JOB: Every line of the data must be copied exactly.

── TASK INPUTS

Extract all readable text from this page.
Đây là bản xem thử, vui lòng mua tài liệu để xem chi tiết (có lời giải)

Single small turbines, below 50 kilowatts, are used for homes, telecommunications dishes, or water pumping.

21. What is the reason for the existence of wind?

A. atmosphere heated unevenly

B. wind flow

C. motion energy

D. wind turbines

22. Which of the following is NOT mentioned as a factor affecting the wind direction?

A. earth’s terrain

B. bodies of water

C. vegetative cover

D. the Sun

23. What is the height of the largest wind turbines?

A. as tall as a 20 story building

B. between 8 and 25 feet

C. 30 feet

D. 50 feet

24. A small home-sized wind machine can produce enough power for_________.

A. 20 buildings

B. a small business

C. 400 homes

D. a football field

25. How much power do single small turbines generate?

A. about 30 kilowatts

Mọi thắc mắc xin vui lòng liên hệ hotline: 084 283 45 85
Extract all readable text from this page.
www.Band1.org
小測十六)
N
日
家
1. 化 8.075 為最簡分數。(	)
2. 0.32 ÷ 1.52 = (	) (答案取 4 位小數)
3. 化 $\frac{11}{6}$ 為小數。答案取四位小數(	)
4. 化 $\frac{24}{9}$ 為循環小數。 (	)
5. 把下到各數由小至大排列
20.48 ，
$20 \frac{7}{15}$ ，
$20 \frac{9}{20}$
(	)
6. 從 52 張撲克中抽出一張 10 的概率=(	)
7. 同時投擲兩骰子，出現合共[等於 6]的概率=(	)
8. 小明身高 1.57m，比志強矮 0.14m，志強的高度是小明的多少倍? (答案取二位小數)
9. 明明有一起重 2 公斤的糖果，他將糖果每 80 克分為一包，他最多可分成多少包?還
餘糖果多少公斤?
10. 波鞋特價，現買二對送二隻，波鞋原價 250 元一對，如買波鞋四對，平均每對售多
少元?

────

RESULT:
Extract all readable text from this page.
Đây là bản xem thử, vui lòng mua tài liệu để xem chi tiết (có lời giải)

Single small turbines, below 50 kilowatts, are used for homes, telecommunications dishes, or water pumping.

21. What is the reason for the existence of wind?

A. atmosphere heated unevenly

B. wind flow

C. motion energy

D. wind turbines

22. Which of the following is NOT mentioned as a factor affecting the wind direction?

A. earth’s terrain

B. bodies of water

C. vegetative cover

D. the Sun

23. What is the height of the largest wind turbines?

A. as tall as a 20 story building

B. between 8 and 25 feet

C. 30 feet

D. 50 feet

24. A small home-sized wind machine can produce enough power for_________.

A. 20 buildings

B. a small business

C. 400 homes

D. a football field

25. How much power do single small turbines generate?

A. about 30 kilowatts

Mọi thắc mắc xin vui lòng liên hệ hotline: 084 283 45 85
Extract all readable text from this page.
www.Band1.org
小測十六)
N
日
家
1. 化 8.075 為最簡分數。(	)
2. 0.32 ÷ 1.52 = (	) (答案取 4 位小數)
3. 化 $\frac{11}{6}$ 為小數。答案取四位小數(	)
4. 化 $\frac{24}{9}$ 為循環小數。 (	)
5. 把下到各數由小至大排列
20.48 ，
$20 \frac{7}{15}$ ，
$20 \frac{9}{20}$
(	)
6. 從 52 張撲克中抽出一張 10 的概率=(	)
7. 同時投擲兩骰子，出現合共[等於 6]的概率=(	)
8. 小明身高 1.57m，比志強矮 0.14m，志強的高度是小明的多少倍? (答案取二位小數)
9. 明明有一起重 2 公斤的糖果，他將糖果每 80 克分為一包，他最多可分成多少包?還
餘糖果多少公斤?
10. 波鞋特價，現買二對送二隻，波鞋原價 250 元一對，如買波鞋四對，平均每對售多
少元?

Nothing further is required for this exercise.